(Element position data)
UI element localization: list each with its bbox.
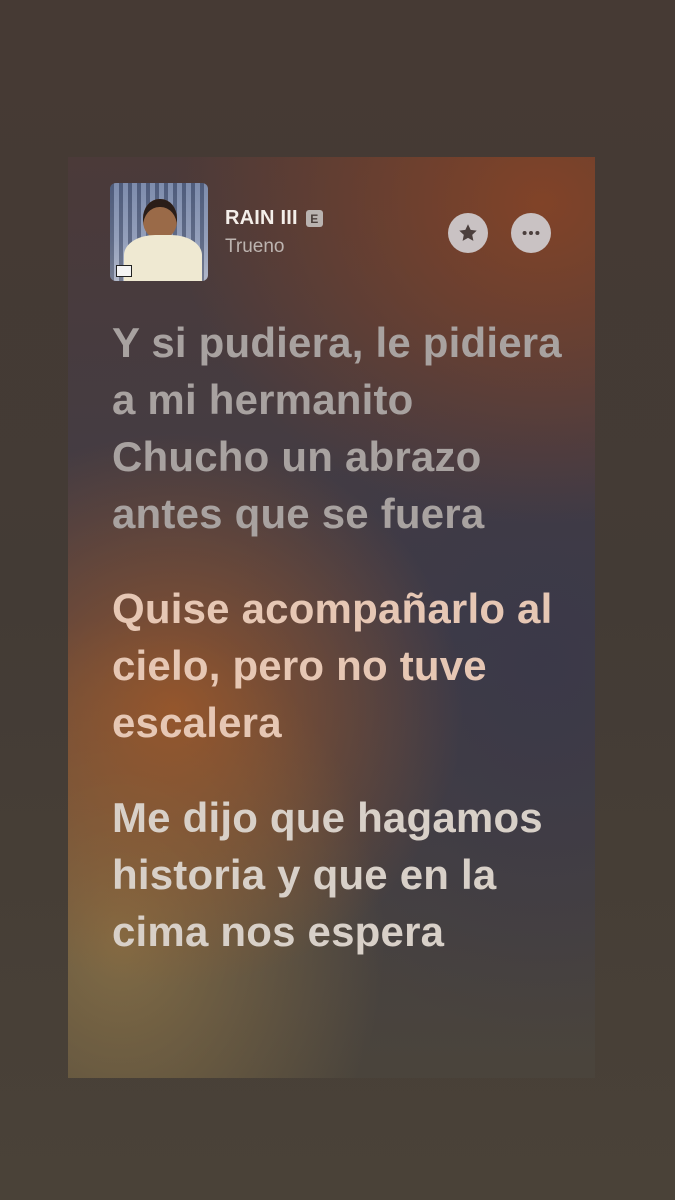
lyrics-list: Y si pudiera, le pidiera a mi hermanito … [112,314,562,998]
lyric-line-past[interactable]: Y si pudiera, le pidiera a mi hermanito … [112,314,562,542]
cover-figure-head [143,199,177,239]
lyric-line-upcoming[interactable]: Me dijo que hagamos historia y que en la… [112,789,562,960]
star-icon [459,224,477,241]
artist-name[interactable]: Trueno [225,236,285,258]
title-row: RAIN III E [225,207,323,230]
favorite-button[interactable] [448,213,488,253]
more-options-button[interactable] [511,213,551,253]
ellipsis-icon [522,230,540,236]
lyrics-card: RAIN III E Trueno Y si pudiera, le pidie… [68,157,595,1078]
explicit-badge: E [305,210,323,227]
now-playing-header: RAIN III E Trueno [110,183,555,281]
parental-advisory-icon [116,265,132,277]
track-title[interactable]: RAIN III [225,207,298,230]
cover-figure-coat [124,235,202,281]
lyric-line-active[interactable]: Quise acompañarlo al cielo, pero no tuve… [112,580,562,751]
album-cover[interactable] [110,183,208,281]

---

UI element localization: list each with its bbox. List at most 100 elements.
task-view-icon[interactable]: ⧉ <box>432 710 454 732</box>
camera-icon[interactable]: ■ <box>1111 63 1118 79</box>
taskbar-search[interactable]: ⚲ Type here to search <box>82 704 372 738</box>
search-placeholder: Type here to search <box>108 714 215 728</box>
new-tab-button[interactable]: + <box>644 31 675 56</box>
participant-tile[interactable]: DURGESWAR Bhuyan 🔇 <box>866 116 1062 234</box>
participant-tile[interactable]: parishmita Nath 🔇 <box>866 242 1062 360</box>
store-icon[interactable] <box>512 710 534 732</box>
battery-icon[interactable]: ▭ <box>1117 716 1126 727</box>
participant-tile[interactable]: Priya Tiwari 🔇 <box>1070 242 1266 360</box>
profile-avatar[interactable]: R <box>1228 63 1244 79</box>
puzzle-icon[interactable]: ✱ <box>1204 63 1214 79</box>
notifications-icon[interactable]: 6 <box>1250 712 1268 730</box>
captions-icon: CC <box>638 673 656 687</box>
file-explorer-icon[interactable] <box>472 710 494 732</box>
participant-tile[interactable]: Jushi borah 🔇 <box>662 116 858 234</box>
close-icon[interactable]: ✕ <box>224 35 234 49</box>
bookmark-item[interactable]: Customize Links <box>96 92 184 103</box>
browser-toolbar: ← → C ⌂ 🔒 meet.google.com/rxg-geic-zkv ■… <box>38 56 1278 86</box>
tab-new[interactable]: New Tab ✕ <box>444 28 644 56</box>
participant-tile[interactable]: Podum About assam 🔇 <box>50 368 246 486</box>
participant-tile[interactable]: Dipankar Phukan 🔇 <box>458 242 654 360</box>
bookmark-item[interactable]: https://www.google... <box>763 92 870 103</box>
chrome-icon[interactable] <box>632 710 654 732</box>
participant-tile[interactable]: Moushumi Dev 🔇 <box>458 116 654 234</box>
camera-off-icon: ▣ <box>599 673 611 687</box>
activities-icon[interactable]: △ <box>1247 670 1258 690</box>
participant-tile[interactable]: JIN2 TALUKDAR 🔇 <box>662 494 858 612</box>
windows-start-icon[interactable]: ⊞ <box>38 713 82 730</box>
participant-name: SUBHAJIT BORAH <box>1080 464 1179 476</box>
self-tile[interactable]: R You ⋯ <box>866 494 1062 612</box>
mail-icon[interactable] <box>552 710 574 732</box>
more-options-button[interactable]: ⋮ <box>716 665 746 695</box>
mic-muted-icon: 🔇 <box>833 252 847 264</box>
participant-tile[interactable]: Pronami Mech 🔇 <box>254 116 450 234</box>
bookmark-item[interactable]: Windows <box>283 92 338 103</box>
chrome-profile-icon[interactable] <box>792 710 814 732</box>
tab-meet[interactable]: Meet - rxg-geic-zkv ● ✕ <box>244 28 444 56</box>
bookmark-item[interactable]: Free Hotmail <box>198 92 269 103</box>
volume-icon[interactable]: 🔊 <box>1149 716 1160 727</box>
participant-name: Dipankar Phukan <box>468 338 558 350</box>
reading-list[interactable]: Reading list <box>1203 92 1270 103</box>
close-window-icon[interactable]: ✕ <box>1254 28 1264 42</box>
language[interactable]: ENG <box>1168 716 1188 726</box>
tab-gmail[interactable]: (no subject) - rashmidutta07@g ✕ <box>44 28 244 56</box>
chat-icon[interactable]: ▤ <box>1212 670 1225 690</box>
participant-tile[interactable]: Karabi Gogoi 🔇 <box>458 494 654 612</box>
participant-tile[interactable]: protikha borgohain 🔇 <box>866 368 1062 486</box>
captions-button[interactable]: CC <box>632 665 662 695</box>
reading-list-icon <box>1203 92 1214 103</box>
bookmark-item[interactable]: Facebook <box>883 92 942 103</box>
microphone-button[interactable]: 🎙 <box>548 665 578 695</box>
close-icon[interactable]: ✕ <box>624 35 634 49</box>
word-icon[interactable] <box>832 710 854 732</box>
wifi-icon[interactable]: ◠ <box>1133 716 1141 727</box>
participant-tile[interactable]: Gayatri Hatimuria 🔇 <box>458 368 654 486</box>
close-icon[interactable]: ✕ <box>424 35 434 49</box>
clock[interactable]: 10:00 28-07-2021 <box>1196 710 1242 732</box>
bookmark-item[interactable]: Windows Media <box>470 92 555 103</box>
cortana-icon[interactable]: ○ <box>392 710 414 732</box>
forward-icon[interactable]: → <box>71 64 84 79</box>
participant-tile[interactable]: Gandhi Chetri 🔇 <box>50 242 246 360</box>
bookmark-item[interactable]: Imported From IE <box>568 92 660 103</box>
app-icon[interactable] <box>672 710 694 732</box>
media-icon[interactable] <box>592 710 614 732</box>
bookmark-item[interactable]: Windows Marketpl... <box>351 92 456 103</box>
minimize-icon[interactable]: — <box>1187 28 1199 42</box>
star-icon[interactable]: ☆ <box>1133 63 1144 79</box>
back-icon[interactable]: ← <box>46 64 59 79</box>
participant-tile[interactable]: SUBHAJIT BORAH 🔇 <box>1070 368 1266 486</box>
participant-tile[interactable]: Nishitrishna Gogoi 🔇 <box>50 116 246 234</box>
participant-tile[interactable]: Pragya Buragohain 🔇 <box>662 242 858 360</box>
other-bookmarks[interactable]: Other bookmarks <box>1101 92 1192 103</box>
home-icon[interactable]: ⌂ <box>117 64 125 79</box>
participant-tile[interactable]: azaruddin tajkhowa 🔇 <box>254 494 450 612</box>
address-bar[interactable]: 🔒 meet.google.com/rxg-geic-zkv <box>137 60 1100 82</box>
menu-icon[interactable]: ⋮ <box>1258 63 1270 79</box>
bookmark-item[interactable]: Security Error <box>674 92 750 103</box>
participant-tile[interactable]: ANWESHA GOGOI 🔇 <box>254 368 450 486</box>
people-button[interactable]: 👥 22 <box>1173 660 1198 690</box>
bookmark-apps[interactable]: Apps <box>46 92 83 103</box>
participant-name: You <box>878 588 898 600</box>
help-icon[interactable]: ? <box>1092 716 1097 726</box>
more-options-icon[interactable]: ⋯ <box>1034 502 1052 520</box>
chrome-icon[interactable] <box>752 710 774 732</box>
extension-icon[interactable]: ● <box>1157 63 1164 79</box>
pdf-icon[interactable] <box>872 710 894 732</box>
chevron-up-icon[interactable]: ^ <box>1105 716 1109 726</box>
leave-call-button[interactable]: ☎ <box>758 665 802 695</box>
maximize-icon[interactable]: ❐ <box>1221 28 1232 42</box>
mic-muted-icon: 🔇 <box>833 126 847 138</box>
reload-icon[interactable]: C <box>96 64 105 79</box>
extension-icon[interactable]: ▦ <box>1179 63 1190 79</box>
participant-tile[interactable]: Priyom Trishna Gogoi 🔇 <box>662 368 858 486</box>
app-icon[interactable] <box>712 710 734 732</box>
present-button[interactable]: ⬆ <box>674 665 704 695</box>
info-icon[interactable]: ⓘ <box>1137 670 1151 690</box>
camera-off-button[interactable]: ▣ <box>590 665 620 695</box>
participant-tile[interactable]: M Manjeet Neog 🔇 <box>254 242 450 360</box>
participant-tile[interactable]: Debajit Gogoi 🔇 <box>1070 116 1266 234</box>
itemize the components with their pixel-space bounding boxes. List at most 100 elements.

◆ WHAT YOU NEED TO DO:
Repeat word for word the rows from the one containing "UI element localization: list each with its bbox. List" through the one containing "search-placeholder: Type here", including both of those rows.

◆ RESPONSE:
UI element localization: list each with its bbox. List at most 100 elements.
task-view-icon[interactable]: ⧉ <box>432 710 454 732</box>
camera-icon[interactable]: ■ <box>1111 63 1118 79</box>
taskbar-search[interactable]: ⚲ Type here to search <box>82 704 372 738</box>
search-placeholder: Type here to search <box>108 714 215 728</box>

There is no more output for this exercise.